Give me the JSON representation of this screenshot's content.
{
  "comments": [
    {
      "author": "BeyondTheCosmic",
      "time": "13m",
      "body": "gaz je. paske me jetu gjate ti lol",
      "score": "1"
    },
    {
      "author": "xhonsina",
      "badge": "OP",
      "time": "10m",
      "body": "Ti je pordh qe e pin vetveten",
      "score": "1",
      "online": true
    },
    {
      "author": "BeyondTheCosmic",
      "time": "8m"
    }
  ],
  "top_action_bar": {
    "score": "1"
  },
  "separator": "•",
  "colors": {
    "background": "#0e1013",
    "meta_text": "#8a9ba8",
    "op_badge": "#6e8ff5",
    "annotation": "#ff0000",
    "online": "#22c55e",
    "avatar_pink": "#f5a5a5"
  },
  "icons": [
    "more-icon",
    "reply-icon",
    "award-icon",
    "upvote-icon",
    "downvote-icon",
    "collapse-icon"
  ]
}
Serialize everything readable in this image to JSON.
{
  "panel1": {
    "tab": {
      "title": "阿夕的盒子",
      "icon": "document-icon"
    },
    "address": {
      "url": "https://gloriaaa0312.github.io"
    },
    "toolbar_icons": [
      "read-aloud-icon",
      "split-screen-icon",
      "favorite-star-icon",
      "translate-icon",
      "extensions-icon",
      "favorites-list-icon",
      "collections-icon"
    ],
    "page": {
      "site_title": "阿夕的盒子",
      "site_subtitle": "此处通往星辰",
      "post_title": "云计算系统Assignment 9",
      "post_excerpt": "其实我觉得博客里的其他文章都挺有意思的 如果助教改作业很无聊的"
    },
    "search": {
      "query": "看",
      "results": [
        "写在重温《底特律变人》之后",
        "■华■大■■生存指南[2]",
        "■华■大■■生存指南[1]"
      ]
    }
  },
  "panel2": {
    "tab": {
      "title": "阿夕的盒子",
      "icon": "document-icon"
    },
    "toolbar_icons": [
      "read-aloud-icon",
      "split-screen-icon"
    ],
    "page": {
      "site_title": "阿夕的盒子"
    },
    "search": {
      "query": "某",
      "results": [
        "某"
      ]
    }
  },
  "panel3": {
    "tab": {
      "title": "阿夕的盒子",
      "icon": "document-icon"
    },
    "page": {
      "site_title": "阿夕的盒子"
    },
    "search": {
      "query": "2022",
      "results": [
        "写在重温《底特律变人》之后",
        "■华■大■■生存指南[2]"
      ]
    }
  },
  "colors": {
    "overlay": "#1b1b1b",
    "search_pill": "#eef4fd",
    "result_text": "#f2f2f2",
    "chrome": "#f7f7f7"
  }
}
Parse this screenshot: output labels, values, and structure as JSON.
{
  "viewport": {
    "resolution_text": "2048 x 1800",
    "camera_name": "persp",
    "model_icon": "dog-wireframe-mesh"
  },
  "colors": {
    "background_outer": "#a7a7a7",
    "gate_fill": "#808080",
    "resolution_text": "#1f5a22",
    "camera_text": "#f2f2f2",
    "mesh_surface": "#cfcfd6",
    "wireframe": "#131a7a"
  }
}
- - -
# Exercise requirements
Print all of the entries exactly as they appear.

# Solution to the exercise
Give me the JSON representation of this screenshot's content.
{
  "comments": [
    {
      "author": "BeyondTheCosmic",
      "time": "13m",
      "body": "gaz je. paske me jetu gjate ti lol",
      "score": "1"
    },
    {
      "author": "xhonsina",
      "badge": "OP",
      "time": "10m",
      "body": "Ti je pordh qe e pin vetveten",
      "score": "1",
      "online": true
    },
    {
      "author": "BeyondTheCosmic",
      "time": "8m"
    }
  ],
  "top_action_bar": {
    "score": "1"
  },
  "separator": "•",
  "colors": {
    "background": "#0e1013",
    "meta_text": "#8a9ba8",
    "op_badge": "#6e8ff5",
    "annotation": "#ff0000",
    "online": "#22c55e",
    "avatar_pink": "#f5a5a5"
  },
  "icons": [
    "more-icon",
    "reply-icon",
    "award-icon",
    "upvote-icon",
    "downvote-icon",
    "collapse-icon"
  ]
}
Serialize everything readable in this image to JSON.
{
  "panel1": {
    "tab": {
      "title": "阿夕的盒子",
      "icon": "document-icon"
    },
    "address": {
      "url": "https://gloriaaa0312.github.io"
    },
    "toolbar_icons": [
      "read-aloud-icon",
      "split-screen-icon",
      "favorite-star-icon",
      "translate-icon",
      "extensions-icon",
      "favorites-list-icon",
      "collections-icon"
    ],
    "page": {
      "site_title": "阿夕的盒子",
      "site_subtitle": "此处通往星辰",
      "post_title": "云计算系统Assignment 9",
      "post_excerpt": "其实我觉得博客里的其他文章都挺有意思的 如果助教改作业很无聊的"
    },
    "search": {
      "query": "看",
      "results": [
        "写在重温《底特律变人》之后",
        "■华■大■■生存指南[2]",
        "■华■大■■生存指南[1]"
      ]
    }
  },
  "panel2": {
    "tab": {
      "title": "阿夕的盒子",
      "icon": "document-icon"
    },
    "toolbar_icons": [
      "read-aloud-icon",
      "split-screen-icon"
    ],
    "page": {
      "site_title": "阿夕的盒子"
    },
    "search": {
      "query": "某",
      "results": [
        "某"
      ]
    }
  },
  "panel3": {
    "tab": {
      "title": "阿夕的盒子",
      "icon": "document-icon"
    },
    "page": {
      "site_title": "阿夕的盒子"
    },
    "search": {
      "query": "2022",
      "results": [
        "写在重温《底特律变人》之后",
        "■华■大■■生存指南[2]"
      ]
    }
  },
  "colors": {
    "overlay": "#1b1b1b",
    "search_pill": "#eef4fd",
    "result_text": "#f2f2f2",
    "chrome": "#f7f7f7"
  }
}
Parse this screenshot: output labels, values, and structure as JSON.
{
  "viewport": {
    "resolution_text": "2048 x 1800",
    "camera_name": "persp",
    "model_icon": "dog-wireframe-mesh"
  },
  "colors": {
    "background_outer": "#a7a7a7",
    "gate_fill": "#808080",
    "resolution_text": "#1f5a22",
    "camera_text": "#f2f2f2",
    "mesh_surface": "#cfcfd6",
    "wireframe": "#131a7a"
  }
}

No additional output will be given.